### Records for processing
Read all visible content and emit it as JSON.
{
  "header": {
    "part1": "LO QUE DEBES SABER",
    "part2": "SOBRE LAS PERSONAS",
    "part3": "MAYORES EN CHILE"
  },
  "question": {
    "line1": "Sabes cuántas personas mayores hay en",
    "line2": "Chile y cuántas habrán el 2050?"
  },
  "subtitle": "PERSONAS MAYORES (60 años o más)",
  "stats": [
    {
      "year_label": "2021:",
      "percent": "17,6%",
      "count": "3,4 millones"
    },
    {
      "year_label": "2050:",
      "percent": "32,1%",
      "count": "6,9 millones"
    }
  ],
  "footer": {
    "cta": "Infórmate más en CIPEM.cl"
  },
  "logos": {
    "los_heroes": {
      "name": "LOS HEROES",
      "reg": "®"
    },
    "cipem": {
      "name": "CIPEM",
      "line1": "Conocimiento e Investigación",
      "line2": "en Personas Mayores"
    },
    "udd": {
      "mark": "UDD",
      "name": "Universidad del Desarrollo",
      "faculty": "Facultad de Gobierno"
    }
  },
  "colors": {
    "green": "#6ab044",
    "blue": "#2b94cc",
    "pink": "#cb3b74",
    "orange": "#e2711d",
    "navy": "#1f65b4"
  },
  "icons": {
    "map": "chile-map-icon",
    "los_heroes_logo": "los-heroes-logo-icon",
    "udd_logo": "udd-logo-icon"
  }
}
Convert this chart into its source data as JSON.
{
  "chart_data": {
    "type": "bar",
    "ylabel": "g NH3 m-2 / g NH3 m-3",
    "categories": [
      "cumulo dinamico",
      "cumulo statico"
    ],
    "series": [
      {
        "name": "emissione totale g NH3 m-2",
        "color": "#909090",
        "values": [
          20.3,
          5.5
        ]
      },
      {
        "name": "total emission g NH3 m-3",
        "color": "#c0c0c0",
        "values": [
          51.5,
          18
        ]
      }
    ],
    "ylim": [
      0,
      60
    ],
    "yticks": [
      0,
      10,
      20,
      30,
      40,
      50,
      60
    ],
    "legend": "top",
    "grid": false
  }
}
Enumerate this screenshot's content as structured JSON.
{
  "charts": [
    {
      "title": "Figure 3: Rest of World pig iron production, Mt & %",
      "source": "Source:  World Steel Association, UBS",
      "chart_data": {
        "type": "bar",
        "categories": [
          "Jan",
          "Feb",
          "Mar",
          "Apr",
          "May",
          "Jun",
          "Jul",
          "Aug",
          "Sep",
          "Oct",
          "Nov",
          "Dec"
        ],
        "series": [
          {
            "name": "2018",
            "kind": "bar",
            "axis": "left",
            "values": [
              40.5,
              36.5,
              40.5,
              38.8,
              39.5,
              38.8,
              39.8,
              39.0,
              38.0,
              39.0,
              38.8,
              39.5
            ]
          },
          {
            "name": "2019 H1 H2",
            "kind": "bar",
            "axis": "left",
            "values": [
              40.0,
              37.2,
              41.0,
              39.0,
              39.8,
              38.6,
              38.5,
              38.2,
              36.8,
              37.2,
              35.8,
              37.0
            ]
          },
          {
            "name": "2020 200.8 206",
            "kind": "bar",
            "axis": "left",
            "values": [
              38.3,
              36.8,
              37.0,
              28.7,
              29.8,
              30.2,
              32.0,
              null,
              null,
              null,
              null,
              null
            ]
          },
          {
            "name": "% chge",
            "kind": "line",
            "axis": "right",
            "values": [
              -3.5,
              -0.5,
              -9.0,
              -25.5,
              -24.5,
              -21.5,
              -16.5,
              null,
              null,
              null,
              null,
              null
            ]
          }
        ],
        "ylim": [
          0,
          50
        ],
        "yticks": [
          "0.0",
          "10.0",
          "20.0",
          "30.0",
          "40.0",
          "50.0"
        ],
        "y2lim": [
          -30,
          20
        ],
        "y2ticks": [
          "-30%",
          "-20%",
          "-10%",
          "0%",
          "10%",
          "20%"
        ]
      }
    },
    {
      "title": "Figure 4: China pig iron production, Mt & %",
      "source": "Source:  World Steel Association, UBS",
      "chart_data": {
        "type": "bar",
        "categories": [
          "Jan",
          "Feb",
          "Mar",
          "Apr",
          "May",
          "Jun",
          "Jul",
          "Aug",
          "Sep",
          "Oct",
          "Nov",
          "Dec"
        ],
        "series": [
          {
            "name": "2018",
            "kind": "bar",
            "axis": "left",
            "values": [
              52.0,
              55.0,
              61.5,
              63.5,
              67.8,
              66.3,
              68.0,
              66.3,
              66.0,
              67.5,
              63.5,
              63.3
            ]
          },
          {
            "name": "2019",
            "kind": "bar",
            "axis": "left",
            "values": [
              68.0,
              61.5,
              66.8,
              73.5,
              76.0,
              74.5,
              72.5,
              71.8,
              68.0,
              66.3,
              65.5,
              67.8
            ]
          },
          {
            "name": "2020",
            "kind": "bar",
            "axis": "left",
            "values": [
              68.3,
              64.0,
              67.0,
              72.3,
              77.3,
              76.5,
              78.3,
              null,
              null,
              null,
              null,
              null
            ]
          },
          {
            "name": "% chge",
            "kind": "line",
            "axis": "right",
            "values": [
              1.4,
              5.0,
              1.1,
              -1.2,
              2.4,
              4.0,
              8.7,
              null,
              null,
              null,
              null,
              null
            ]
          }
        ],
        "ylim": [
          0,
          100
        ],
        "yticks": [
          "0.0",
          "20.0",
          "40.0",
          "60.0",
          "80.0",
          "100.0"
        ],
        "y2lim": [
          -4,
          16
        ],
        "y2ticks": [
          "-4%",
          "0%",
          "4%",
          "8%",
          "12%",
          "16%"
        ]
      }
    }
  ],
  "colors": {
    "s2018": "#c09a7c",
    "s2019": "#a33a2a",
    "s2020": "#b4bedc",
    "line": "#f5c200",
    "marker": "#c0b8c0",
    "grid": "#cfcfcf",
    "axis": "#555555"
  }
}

### Exercise goal
Each line of the material should be duplicated exactly, please.

### Answer to the task
Read all visible content and emit it as JSON.
{
  "header": {
    "part1": "LO QUE DEBES SABER",
    "part2": "SOBRE LAS PERSONAS",
    "part3": "MAYORES EN CHILE"
  },
  "question": {
    "line1": "Sabes cuántas personas mayores hay en",
    "line2": "Chile y cuántas habrán el 2050?"
  },
  "subtitle": "PERSONAS MAYORES (60 años o más)",
  "stats": [
    {
      "year_label": "2021:",
      "percent": "17,6%",
      "count": "3,4 millones"
    },
    {
      "year_label": "2050:",
      "percent": "32,1%",
      "count": "6,9 millones"
    }
  ],
  "footer": {
    "cta": "Infórmate más en CIPEM.cl"
  },
  "logos": {
    "los_heroes": {
      "name": "LOS HEROES",
      "reg": "®"
    },
    "cipem": {
      "name": "CIPEM",
      "line1": "Conocimiento e Investigación",
      "line2": "en Personas Mayores"
    },
    "udd": {
      "mark": "UDD",
      "name": "Universidad del Desarrollo",
      "faculty": "Facultad de Gobierno"
    }
  },
  "colors": {
    "green": "#6ab044",
    "blue": "#2b94cc",
    "pink": "#cb3b74",
    "orange": "#e2711d",
    "navy": "#1f65b4"
  },
  "icons": {
    "map": "chile-map-icon",
    "los_heroes_logo": "los-heroes-logo-icon",
    "udd_logo": "udd-logo-icon"
  }
}
Convert this chart into its source data as JSON.
{
  "chart_data": {
    "type": "bar",
    "ylabel": "g NH3 m-2 / g NH3 m-3",
    "categories": [
      "cumulo dinamico",
      "cumulo statico"
    ],
    "series": [
      {
        "name": "emissione totale g NH3 m-2",
        "color": "#909090",
        "values": [
          20.3,
          5.5
        ]
      },
      {
        "name": "total emission g NH3 m-3",
        "color": "#c0c0c0",
        "values": [
          51.5,
          18
        ]
      }
    ],
    "ylim": [
      0,
      60
    ],
    "yticks": [
      0,
      10,
      20,
      30,
      40,
      50,
      60
    ],
    "legend": "top",
    "grid": false
  }
}
Enumerate this screenshot's content as structured JSON.
{
  "charts": [
    {
      "title": "Figure 3: Rest of World pig iron production, Mt & %",
      "source": "Source:  World Steel Association, UBS",
      "chart_data": {
        "type": "bar",
        "categories": [
          "Jan",
          "Feb",
          "Mar",
          "Apr",
          "May",
          "Jun",
          "Jul",
          "Aug",
          "Sep",
          "Oct",
          "Nov",
          "Dec"
        ],
        "series": [
          {
            "name": "2018",
            "kind": "bar",
            "axis": "left",
            "values": [
              40.5,
              36.5,
              40.5,
              38.8,
              39.5,
              38.8,
              39.8,
              39.0,
              38.0,
              39.0,
              38.8,
              39.5
            ]
          },
          {
            "name": "2019 H1 H2",
            "kind": "bar",
            "axis": "left",
            "values": [
              40.0,
              37.2,
              41.0,
              39.0,
              39.8,
              38.6,
              38.5,
              38.2,
              36.8,
              37.2,
              35.8,
              37.0
            ]
          },
          {
            "name": "2020 200.8 206",
            "kind": "bar",
            "axis": "left",
            "values": [
              38.3,
              36.8,
              37.0,
              28.7,
              29.8,
              30.2,
              32.0,
              null,
              null,
              null,
              null,
              null
            ]
          },
          {
            "name": "% chge",
            "kind": "line",
            "axis": "right",
            "values": [
              -3.5,
              -0.5,
              -9.0,
              -25.5,
              -24.5,
              -21.5,
              -16.5,
              null,
              null,
              null,
              null,
              null
            ]
          }
        ],
        "ylim": [
          0,
          50
        ],
        "yticks": [
          "0.0",
          "10.0",
          "20.0",
          "30.0",
          "40.0",
          "50.0"
        ],
        "y2lim": [
          -30,
          20
        ],
        "y2ticks": [
          "-30%",
          "-20%",
          "-10%",
          "0%",
          "10%",
          "20%"
        ]
      }
    },
    {
      "title": "Figure 4: China pig iron production, Mt & %",
      "source": "Source:  World Steel Association, UBS",
      "chart_data": {
        "type": "bar",
        "categories": [
          "Jan",
          "Feb",
          "Mar",
          "Apr",
          "May",
          "Jun",
          "Jul",
          "Aug",
          "Sep",
          "Oct",
          "Nov",
          "Dec"
        ],
        "series": [
          {
            "name": "2018",
            "kind": "bar",
            "axis": "left",
            "values": [
              52.0,
              55.0,
              61.5,
              63.5,
              67.8,
              66.3,
              68.0,
              66.3,
              66.0,
              67.5,
              63.5,
              63.3
            ]
          },
          {
            "name": "2019",
            "kind": "bar",
            "axis": "left",
            "values": [
              68.0,
              61.5,
              66.8,
              73.5,
              76.0,
              74.5,
              72.5,
              71.8,
              68.0,
              66.3,
              65.5,
              67.8
            ]
          },
          {
            "name": "2020",
            "kind": "bar",
            "axis": "left",
            "values": [
              68.3,
              64.0,
              67.0,
              72.3,
              77.3,
              76.5,
              78.3,
              null,
              null,
              null,
              null,
              null
            ]
          },
          {
            "name": "% chge",
            "kind": "line",
            "axis": "right",
            "values": [
              1.4,
              5.0,
              1.1,
              -1.2,
              2.4,
              4.0,
              8.7,
              null,
              null,
              null,
              null,
              null
            ]
          }
        ],
        "ylim": [
          0,
          100
        ],
        "yticks": [
          "0.0",
          "20.0",
          "40.0",
          "60.0",
          "80.0",
          "100.0"
        ],
        "y2lim": [
          -4,
          16
        ],
        "y2ticks": [
          "-4%",
          "0%",
          "4%",
          "8%",
          "12%",
          "16%"
        ]
      }
    }
  ],
  "colors": {
    "s2018": "#c09a7c",
    "s2019": "#a33a2a",
    "s2020": "#b4bedc",
    "line": "#f5c200",
    "marker": "#c0b8c0",
    "grid": "#cfcfcf",
    "axis": "#555555"
  }
}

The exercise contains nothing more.